Teks yang Disediakan -
"""

Indef Pastikan Dampak Corona Masih Jauh dari Krisis 1998
JAKARTA, iNews.id - Pandemi virus corona telah menginfeksi lebih dari 1 juta orang di seluruh dunia. Hal tersebut membuat ekonomi di berbagai negara mengalami guncangan, tak terkecuali Indonesia.
Banyak investor global yang panik dan berdampak ke aktivitas pasar dalam negeri dan sekitar Rp168 triliun dana asing mudik dari Indonesia. Banyak pihak yang khawatir ancaman resesi ekonomi saat ini akan mengulang krisis tahun 1998.
Ekonom dari Institute for Development of Economics and Finance (Indef) Abra Talattov menjamin dampak virus corona belum membawa Indonesia ke krisis seperti pada 1998. Saat ini, nilai tukar rupiah terhadap dolar Amerika Serikat (AS) melemah hingga 17,8 persen, masih jauh dengan krisis tahun 1998.
Saat itu, nilai tukar rupiah mengalami depresiasi hingga 120 persen. Selain itu, Indonesia dinilai masih memiliki cadangan devisa Rp130 triliun, setara dengan kemampuan impor selama 7,7 bulan, di mana standar aman internasional adalah tiga bulan impor.
“Tapi hal ini bukan berarti pemerintah harus tenang, karena ekonomi kita mengarah ke kelumpuhan. Kalau sekarang ekonomi lumpuh orang-orang tidak bisa keluar rumah, berbeda denggan dulu orang masih bisa beraktivitas,” ujar Abra dalam diskusi publik via daring Sabtu, (4/4/2020).
Komite Stabilitas Sektor Keuangan (KSSK) memperkirakan pertumbuhan ekonomi tahun ini turun menjadi 2,3 persen dan dalam kondisi sangat berat bisa minus 0,4 persen. Sementara nilai tukar rupiah bisa mencapai Rp17.500 per Ddolar AS dan skenario sangat berat Rp20.000 per dolar AS.

"""

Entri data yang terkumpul

"""

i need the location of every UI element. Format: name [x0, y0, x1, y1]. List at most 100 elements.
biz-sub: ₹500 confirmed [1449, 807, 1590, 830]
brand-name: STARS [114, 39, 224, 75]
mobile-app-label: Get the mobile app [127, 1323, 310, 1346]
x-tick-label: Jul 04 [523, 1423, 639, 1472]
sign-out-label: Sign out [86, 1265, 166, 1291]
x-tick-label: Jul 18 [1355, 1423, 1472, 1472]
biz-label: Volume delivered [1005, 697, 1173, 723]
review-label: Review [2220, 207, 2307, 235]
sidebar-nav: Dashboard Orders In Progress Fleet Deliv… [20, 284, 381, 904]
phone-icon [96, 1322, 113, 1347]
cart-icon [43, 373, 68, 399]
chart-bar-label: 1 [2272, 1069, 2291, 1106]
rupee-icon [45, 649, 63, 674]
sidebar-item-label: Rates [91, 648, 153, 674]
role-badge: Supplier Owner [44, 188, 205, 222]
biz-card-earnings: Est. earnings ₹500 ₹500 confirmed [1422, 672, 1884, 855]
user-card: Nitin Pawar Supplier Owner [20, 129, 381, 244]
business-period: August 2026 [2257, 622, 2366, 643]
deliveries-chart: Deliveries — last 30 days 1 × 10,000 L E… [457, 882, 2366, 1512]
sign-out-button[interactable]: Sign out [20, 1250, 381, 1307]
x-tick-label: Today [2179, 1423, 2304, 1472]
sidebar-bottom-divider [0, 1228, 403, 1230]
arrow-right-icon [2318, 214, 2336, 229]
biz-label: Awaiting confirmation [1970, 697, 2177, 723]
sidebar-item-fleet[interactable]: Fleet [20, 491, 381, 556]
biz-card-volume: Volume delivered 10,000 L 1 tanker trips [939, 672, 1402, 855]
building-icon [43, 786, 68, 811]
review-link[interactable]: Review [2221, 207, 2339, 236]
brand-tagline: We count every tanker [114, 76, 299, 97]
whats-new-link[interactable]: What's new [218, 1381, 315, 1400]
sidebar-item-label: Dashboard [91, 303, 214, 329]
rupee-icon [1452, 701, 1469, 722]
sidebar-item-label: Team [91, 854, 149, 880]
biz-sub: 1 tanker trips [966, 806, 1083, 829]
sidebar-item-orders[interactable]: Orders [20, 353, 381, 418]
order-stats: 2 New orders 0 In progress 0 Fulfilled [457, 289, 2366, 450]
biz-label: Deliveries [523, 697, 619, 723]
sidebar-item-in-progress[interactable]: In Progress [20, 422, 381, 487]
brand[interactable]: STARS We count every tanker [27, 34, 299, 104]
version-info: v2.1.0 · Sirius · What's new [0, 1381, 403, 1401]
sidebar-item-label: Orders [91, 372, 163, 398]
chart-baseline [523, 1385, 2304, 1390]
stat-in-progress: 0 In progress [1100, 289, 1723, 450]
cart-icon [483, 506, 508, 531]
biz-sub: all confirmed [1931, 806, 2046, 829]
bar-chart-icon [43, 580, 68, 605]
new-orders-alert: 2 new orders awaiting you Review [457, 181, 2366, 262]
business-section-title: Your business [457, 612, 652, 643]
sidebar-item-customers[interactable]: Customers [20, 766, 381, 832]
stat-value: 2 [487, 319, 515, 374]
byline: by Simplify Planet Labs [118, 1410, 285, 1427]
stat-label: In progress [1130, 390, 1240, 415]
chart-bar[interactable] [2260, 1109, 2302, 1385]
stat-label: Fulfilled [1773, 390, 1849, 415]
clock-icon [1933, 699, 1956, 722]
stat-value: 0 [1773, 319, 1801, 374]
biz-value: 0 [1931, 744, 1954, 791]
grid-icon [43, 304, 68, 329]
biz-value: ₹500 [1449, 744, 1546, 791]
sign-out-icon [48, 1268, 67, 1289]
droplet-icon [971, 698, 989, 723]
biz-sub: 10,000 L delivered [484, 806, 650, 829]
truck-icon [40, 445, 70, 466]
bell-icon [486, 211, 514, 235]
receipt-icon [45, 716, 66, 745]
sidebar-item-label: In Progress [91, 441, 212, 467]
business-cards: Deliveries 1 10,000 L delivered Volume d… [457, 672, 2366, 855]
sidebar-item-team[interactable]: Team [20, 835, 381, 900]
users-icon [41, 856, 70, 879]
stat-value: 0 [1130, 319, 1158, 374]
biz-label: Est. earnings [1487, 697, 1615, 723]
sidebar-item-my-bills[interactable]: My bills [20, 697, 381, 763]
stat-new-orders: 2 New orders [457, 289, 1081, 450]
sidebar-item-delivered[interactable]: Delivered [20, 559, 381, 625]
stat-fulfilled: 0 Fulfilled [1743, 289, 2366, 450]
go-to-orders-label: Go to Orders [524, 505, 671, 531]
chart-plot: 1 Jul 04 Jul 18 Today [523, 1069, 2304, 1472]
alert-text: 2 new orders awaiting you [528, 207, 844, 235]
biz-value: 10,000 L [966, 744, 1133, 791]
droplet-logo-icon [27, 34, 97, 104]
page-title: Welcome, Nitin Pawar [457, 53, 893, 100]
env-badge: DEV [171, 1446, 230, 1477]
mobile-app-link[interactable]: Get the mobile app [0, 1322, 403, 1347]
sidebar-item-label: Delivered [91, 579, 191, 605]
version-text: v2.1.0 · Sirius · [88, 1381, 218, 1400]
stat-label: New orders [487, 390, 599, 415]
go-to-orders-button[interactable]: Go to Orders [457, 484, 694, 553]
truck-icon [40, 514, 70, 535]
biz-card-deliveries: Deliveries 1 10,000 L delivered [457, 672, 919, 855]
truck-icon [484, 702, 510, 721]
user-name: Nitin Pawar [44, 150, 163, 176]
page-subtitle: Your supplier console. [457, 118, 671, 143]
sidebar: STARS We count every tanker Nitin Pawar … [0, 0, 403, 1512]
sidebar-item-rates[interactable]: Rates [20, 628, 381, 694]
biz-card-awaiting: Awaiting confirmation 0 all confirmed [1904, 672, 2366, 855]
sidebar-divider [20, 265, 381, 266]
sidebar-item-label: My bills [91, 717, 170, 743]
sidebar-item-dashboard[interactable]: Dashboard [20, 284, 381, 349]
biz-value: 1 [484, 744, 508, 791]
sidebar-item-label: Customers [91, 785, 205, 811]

"""

Soal Latihan - Sunting bagian teks tentang dampak corona yang diawali kata-kata "Indef Pastikan Dampak" dan diakhiri "tak terkecuali Indonesia.", lalu tuliskan kembali dengan "guncangan" diganti menjadi "tekanan". Baris-baris data tersebut tidak berhubungan dengan teks tentang dampak corona.

Hasil Pengerjaan -
Indef Pastikan Dampak Corona Masih Jauh dari Krisis 1998
JAKARTA, iNews.id - Pandemi virus corona telah menginfeksi lebih dari 1 juta orang di seluruh dunia. Hal tersebut membuat ekonomi di berbagai negara mengalami tekanan, tak terkecuali Indonesia.